RECORDED DATA:
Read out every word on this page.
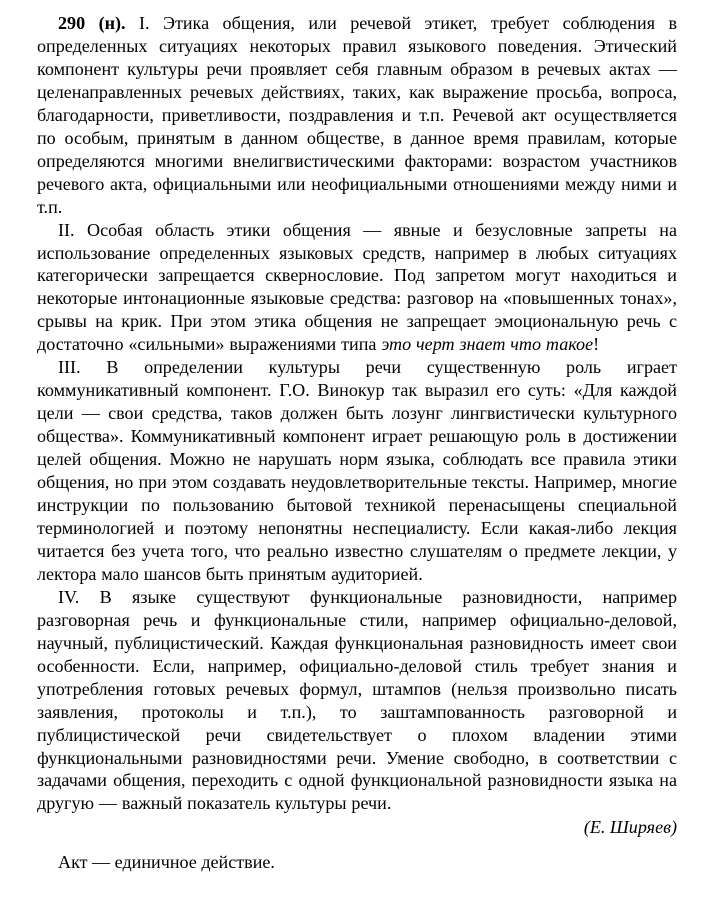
290 (н). I. Этика общения, или речевой этикет, требует соблюдения в определенных ситуациях некоторых правил языкового поведения. Этический компонент культуры речи проявляет себя главным образом в речевых актах — целенаправленных речевых действиях, таких, как выражение просьба, вопроса, благодарности, приветливости, поздравления и т.п. Речевой акт осуществляется по особым, принятым в данном обществе, в данное время правилам, которые определяются многими внелигвистическими факторами: возрастом участников речевого акта, официальными или неофициальными отношениями между ними и т.п.

II. Особая область этики общения — явные и безусловные запреты на использование определенных языковых средств, например в любых ситуациях категорически запрещается сквернословие. Под запретом могут находиться и некоторые интонационные языковые средства: разговор на «повышенных тонах», срывы на крик. При этом этика общения не запрещает эмоциональную речь с достаточно «сильными» выражениями типа это черт знает что такое!

III. В определении культуры речи существенную роль играет коммуникативный компонент. Г.О. Винокур так выразил его суть: «Для каждой цели — свои средства, таков должен быть лозунг лингвистически культурного общества». Коммуникативный компонент играет решающую роль в достижении целей общения. Можно не нарушать норм языка, соблюдать все правила этики общения, но при этом создавать неудовлетворительные тексты. Например, многие инструкции по пользованию бытовой техникой перенасыщены специальной терминологией и поэтому непонятны неспециалисту. Если какая-либо лекция читается без учета того, что реально известно слушателям о предмете лекции, у лектора мало шансов быть принятым аудиторией.

IV. В языке существуют функциональные разновидности, например разговорная речь и функциональные стили, например официально-деловой, научный, публицистический. Каждая функциональная разновидность имеет свои особенности. Если, например, официально-деловой стиль требует знания и употребления готовых речевых формул, штампов (нельзя произвольно писать заявления, протоколы и т.п.), то заштампованность разговорной и публицистической речи свидетельствует о плохом владении этими функциональными разновидностями речи. Умение свободно, в соответствии с задачами общения, переходить с одной функциональной разновидности языка на другую — важный показатель культуры речи.

(Е. Ширяев)

Акт — единичное действие.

WHAT IS BEING ASKED: Your task is to return the entries above exactly, with no pictures.

EXPECTED OUTPUT:
Read out every word on this page.
290 (н). I. Этика общения, или речевой этикет, требует соблюдения в определенных ситуациях некоторых правил языкового поведения. Этический компонент культуры речи проявляет себя главным образом в речевых актах — целенаправленных речевых действиях, таких, как выражение просьба, вопроса, благодарности, приветливости, поздравления и т.п. Речевой акт осуществляется по особым, принятым в данном обществе, в данное время правилам, которые определяются многими внелигвистическими факторами: возрастом участников речевого акта, официальными или неофициальными отношениями между ними и т.п.

II. Особая область этики общения — явные и безусловные запреты на использование определенных языковых средств, например в любых ситуациях категорически запрещается сквернословие. Под запретом могут находиться и некоторые интонационные языковые средства: разговор на «повышенных тонах», срывы на крик. При этом этика общения не запрещает эмоциональную речь с достаточно «сильными» выражениями типа это черт знает что такое!

III. В определении культуры речи существенную роль играет коммуникативный компонент. Г.О. Винокур так выразил его суть: «Для каждой цели — свои средства, таков должен быть лозунг лингвистически культурного общества». Коммуникативный компонент играет решающую роль в достижении целей общения. Можно не нарушать норм языка, соблюдать все правила этики общения, но при этом создавать неудовлетворительные тексты. Например, многие инструкции по пользованию бытовой техникой перенасыщены специальной терминологией и поэтому непонятны неспециалисту. Если какая-либо лекция читается без учета того, что реально известно слушателям о предмете лекции, у лектора мало шансов быть принятым аудиторией.

IV. В языке существуют функциональные разновидности, например разговорная речь и функциональные стили, например официально-деловой, научный, публицистический. Каждая функциональная разновидность имеет свои особенности. Если, например, официально-деловой стиль требует знания и употребления готовых речевых формул, штампов (нельзя произвольно писать заявления, протоколы и т.п.), то заштампованность разговорной и публицистической речи свидетельствует о плохом владении этими функциональными разновидностями речи. Умение свободно, в соответствии с задачами общения, переходить с одной функциональной разновидности языка на другую — важный показатель культуры речи.

(Е. Ширяев)

Акт — единичное действие.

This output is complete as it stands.